→ The problem: Scan the records for the line containing "Read out every word on this page."; extract it and all later lines, verbatim, through the end, and nothing before it.

→ Record set:
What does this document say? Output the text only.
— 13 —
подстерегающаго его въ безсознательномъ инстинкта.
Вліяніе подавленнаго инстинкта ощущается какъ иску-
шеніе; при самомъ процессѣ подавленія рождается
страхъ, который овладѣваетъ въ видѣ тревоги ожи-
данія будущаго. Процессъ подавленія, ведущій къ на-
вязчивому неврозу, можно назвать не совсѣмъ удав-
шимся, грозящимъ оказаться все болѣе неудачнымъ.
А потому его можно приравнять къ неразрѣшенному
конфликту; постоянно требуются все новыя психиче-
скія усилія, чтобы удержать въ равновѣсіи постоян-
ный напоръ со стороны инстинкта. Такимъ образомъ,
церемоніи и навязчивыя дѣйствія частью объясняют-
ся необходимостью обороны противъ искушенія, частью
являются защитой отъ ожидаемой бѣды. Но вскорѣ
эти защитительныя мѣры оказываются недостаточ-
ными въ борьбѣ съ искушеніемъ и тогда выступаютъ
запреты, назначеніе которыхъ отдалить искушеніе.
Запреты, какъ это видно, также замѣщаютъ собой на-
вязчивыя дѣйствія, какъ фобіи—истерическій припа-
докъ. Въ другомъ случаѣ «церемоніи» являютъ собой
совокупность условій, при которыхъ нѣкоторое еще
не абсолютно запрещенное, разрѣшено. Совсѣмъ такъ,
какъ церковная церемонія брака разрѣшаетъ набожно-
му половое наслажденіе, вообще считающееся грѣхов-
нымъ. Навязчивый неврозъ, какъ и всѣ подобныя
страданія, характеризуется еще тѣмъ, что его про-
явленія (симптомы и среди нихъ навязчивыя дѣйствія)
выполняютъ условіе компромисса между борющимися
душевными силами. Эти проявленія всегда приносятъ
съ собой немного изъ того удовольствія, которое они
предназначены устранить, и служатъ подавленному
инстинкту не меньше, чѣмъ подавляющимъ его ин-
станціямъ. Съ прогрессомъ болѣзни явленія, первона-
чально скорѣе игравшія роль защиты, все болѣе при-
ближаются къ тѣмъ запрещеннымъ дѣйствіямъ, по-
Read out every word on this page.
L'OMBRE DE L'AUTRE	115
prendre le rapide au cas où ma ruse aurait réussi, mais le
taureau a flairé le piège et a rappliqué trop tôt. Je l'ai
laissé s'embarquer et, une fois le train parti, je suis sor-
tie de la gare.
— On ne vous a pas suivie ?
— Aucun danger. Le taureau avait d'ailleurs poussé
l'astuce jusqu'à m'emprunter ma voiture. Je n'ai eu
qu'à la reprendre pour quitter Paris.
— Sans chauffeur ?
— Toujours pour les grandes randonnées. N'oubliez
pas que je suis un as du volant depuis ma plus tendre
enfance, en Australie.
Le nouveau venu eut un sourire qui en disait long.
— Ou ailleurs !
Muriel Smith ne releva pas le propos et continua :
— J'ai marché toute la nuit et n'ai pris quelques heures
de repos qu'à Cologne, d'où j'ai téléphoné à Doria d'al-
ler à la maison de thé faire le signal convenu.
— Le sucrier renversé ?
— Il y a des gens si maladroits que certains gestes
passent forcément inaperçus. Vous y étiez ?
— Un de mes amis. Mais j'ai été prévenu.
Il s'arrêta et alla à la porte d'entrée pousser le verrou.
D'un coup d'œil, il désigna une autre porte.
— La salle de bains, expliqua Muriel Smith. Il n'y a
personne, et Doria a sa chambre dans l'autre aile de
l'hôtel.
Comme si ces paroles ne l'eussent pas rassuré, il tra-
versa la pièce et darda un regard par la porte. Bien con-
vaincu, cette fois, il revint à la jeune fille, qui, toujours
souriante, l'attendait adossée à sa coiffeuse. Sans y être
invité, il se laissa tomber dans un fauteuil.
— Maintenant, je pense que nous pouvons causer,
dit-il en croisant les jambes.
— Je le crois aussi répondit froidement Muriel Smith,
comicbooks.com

→ Output for this task:
Read out every word on this page.
L'OMBRE DE L'AUTRE	115
prendre le rapide au cas où ma ruse aurait réussi, mais le
taureau a flairé le piège et a rappliqué trop tôt. Je l'ai
laissé s'embarquer et, une fois le train parti, je suis sor-
tie de la gare.
— On ne vous a pas suivie ?
— Aucun danger. Le taureau avait d'ailleurs poussé
l'astuce jusqu'à m'emprunter ma voiture. Je n'ai eu
qu'à la reprendre pour quitter Paris.
— Sans chauffeur ?
— Toujours pour les grandes randonnées. N'oubliez
pas que je suis un as du volant depuis ma plus tendre
enfance, en Australie.
Le nouveau venu eut un sourire qui en disait long.
— Ou ailleurs !
Muriel Smith ne releva pas le propos et continua :
— J'ai marché toute la nuit et n'ai pris quelques heures
de repos qu'à Cologne, d'où j'ai téléphoné à Doria d'al-
ler à la maison de thé faire le signal convenu.
— Le sucrier renversé ?
— Il y a des gens si maladroits que certains gestes
passent forcément inaperçus. Vous y étiez ?
— Un de mes amis. Mais j'ai été prévenu.
Il s'arrêta et alla à la porte d'entrée pousser le verrou.
D'un coup d'œil, il désigna une autre porte.
— La salle de bains, expliqua Muriel Smith. Il n'y a
personne, et Doria a sa chambre dans l'autre aile de
l'hôtel.
Comme si ces paroles ne l'eussent pas rassuré, il tra-
versa la pièce et darda un regard par la porte. Bien con-
vaincu, cette fois, il revint à la jeune fille, qui, toujours
souriante, l'attendait adossée à sa coiffeuse. Sans y être
invité, il se laissa tomber dans un fauteuil.
— Maintenant, je pense que nous pouvons causer,
dit-il en croisant les jambes.
— Je le crois aussi répondit froidement Muriel Smith,
comicbooks.com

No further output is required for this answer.